#### [Input material]
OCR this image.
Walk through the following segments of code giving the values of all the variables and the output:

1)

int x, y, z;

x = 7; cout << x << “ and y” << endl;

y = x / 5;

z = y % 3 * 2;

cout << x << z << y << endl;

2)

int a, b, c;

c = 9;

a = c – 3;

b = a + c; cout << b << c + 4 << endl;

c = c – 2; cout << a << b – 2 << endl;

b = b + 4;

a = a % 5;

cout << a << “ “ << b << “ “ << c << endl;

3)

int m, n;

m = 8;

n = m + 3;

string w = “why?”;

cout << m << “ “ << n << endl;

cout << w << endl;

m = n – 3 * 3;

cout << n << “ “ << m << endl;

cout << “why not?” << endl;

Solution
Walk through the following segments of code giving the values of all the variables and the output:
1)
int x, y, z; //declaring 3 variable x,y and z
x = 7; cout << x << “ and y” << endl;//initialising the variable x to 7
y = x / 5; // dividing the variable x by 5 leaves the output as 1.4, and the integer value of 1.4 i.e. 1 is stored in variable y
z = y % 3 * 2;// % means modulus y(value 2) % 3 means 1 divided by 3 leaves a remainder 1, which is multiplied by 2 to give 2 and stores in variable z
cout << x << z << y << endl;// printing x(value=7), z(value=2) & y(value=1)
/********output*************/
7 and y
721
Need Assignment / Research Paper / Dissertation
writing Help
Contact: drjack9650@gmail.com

#### [Directions]
Find the word "cout" in the data and show each line that holds it.

#### [Exercise result]
x = 7; cout << x << “ and y” << endl;
cout << x << z << y << endl;
b = a + c; cout << b << c + 4 << endl;
c = c – 2; cout << a << b – 2 << endl;
cout << a << “ “ << b << “ “ << c << endl;
cout << m << “ “ << n << endl;
cout << w << endl;
cout << n << “ “ << m << endl;
cout << “why not?” << endl;
x = 7; cout << x << “ and y” << endl;//initialising the variable x to 7
cout << x << z << y << endl;// printing x(value=7), z(value=2) & y(value=1)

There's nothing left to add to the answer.